What you will do: Copy the passage of the baby reflux text from "See your baby’s" up to and including "help reduce reflux.".

Text passage:
⟨
Baby reflux

My baby is spitting up a lot. Is that normal?

Reflux occurs when milk flows back up (refluxes) from the stomach, causing baby to spit up. In babies, the ring of muscle between the esophagus and the stomach, the lower esophageal sphincter (LES), is not fully mature, so stomach contents can flow backward. With time, the LES opens only when baby swallows, keeping stomach contents in the stomach. It is rarely serious and becomes less common as baby‘s system matures.

Baby spit up for lots of reasons:

  • Baby is not be able to swallow quickly enough when milk ejects forcefully during let down, resulting in swallowing extra air.
  • Mom has an oversupply of milk and baby takes too much too fast for the stomach to handle.
  • Tongue or lip tie causing baby to swallow more air
    Less common reasons:
  • Immature muscle control
  • Allergy to foods and/or dietary supplements mother may consume
  • Disease

Spitting up occurs in healthy babes multiple times a day. As long as baby is healthy, happy and growing well, spit up is not a concern.
See your baby’s doctor if your baby:

  • Isn’t gaining weight
  • Refuses to feed from breast or bottle
  • Consistent, forceful spitting up (projectile vomiting)
  • Green or yellow fluid spit up
  • Spitting up blood or material that looks like coffee grounds
  • Blood in baby’s poop
  • Difficulty breathing or a chronic cough

Help reduce reflux:
🍽Feeding positions: baby’s head higher than their tummy, such as a laid-back position or koala hold. Avoid positions that have baby bending at the waist, putting more pressure on their belly. The mama in this picture is practicing an upright, side lying to help reduce reflux.
⟩
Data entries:
⟨
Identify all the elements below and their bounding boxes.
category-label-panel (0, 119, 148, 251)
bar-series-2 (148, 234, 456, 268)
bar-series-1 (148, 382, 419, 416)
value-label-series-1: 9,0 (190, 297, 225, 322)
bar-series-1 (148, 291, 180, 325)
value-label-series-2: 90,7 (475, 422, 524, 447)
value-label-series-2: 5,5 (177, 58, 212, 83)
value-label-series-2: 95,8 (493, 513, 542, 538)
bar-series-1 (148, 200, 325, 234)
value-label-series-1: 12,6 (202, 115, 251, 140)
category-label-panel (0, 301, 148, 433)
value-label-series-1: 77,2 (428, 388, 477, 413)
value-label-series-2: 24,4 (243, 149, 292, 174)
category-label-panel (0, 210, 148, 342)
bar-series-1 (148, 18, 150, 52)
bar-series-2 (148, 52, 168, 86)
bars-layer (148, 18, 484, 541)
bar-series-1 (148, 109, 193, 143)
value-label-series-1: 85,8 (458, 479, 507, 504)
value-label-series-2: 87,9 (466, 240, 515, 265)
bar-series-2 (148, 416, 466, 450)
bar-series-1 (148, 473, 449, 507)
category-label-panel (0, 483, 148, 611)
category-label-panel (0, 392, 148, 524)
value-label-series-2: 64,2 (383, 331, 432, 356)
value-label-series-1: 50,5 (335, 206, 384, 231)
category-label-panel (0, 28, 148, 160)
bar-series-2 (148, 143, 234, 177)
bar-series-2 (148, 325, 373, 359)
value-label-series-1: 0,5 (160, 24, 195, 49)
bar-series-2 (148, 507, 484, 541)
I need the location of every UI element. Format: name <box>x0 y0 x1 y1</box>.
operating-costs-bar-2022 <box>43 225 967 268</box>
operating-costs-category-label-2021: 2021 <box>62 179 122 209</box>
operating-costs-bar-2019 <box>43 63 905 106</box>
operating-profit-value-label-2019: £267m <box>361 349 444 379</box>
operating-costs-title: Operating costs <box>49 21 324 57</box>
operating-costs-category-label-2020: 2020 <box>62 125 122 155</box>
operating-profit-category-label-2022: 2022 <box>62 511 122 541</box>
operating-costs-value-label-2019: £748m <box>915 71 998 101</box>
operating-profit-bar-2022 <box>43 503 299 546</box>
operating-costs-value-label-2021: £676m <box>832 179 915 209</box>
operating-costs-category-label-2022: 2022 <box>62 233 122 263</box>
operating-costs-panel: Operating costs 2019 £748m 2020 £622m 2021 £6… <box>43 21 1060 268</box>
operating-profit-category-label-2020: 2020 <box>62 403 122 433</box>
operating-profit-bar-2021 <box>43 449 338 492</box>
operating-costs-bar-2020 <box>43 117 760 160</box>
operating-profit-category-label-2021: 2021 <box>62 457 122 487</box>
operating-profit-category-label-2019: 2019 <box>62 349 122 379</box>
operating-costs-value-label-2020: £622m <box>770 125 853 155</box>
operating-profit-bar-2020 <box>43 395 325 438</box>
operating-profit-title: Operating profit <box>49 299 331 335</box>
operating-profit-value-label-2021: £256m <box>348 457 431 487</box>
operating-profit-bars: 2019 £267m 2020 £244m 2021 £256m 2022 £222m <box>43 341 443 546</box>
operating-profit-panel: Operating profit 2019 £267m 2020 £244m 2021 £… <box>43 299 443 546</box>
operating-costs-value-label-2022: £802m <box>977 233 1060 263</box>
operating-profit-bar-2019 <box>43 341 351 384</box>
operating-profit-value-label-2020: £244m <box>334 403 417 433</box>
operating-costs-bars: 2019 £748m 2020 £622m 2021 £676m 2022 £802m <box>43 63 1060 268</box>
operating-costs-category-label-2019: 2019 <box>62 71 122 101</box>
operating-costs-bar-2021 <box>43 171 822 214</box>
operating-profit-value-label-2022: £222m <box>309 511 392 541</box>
⟩
Response to this task:
See your baby’s doctor if your baby:

  • Isn’t gaining weight
  • Refuses to feed from breast or bottle
  • Consistent, forceful spitting up (projectile vomiting)
  • Green or yellow fluid spit up
  • Spitting up blood or material that looks like coffee grounds
  • Blood in baby’s poop
  • Difficulty breathing or a chronic cough

Help reduce reflux:
🍽Feeding positions: baby’s head higher than their tummy, such as a laid-back position or koala hold. Avoid positions that have baby bending at the waist, putting more pressure on their belly. The mama in this picture is practicing an upright, side lying to help reduce reflux.